§ **Stated task**: Reproduce exactly the lines below, starting with the line that contains "Read out every word on this page." and ending with the last line of the records, both included, and nothing else.

§ **Extracted material**:
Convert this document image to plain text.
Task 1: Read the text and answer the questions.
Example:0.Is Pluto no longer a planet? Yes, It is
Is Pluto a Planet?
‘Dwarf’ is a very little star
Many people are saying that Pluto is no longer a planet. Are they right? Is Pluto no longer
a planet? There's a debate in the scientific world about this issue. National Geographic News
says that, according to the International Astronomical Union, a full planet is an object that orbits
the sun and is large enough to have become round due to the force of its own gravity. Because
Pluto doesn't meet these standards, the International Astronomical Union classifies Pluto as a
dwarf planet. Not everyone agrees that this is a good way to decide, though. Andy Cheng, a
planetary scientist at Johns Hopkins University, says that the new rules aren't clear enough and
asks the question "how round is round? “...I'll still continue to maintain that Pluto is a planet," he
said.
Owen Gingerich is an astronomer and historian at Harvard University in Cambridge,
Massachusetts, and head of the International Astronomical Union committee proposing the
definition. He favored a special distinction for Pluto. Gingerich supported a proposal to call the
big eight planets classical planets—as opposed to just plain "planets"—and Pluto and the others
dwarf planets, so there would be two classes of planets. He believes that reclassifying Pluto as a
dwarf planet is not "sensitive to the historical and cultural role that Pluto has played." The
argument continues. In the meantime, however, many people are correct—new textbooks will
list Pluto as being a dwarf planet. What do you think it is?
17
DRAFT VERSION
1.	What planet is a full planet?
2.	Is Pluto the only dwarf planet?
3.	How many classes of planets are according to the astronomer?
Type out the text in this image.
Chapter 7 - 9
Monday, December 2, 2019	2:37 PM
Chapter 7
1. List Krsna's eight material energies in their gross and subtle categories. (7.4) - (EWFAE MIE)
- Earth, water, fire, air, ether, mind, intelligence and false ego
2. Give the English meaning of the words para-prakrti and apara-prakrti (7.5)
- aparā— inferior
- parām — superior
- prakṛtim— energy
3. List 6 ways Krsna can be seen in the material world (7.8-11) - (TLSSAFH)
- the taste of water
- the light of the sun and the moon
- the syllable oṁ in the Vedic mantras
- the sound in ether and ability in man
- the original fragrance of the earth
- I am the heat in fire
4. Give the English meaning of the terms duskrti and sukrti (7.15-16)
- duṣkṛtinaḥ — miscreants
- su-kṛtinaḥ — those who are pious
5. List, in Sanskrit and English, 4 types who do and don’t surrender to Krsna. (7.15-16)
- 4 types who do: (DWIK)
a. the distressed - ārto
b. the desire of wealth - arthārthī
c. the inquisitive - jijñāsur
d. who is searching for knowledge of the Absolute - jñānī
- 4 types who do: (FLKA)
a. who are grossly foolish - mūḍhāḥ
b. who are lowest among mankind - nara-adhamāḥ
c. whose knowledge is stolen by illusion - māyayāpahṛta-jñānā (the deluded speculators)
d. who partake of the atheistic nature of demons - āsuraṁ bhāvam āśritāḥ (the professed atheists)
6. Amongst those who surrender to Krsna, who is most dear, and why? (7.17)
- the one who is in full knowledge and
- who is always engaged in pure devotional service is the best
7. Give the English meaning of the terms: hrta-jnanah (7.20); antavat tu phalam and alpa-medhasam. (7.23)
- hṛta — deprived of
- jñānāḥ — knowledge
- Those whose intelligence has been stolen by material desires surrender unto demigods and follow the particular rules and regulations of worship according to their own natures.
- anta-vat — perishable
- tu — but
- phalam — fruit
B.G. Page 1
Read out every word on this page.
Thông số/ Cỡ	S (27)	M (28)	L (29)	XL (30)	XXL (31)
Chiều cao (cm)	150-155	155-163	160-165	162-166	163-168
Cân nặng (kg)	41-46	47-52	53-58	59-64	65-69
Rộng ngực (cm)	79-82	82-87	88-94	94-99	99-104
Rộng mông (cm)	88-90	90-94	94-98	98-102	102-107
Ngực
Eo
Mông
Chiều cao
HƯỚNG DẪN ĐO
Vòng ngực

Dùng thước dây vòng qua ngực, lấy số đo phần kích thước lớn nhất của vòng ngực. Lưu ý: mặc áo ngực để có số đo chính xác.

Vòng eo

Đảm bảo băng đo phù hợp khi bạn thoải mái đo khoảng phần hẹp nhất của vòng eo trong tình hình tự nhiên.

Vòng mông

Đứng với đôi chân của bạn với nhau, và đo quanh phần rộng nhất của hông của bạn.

§ **The output**:
Read out every word on this page.
Thông số/ Cỡ	S (27)	M (28)	L (29)	XL (30)	XXL (31)
Chiều cao (cm)	150-155	155-163	160-165	162-166	163-168
Cân nặng (kg)	41-46	47-52	53-58	59-64	65-69
Rộng ngực (cm)	79-82	82-87	88-94	94-99	99-104
Rộng mông (cm)	88-90	90-94	94-98	98-102	102-107
Ngực
Eo
Mông
Chiều cao
HƯỚNG DẪN ĐO
Vòng ngực

Dùng thước dây vòng qua ngực, lấy số đo phần kích thước lớn nhất của vòng ngực. Lưu ý: mặc áo ngực để có số đo chính xác.

Vòng eo

Đảm bảo băng đo phù hợp khi bạn thoải mái đo khoảng phần hẹp nhất của vòng eo trong tình hình tự nhiên.

Vòng mông

Đứng với đôi chân của bạn với nhau, và đo quanh phần rộng nhất của hông của bạn.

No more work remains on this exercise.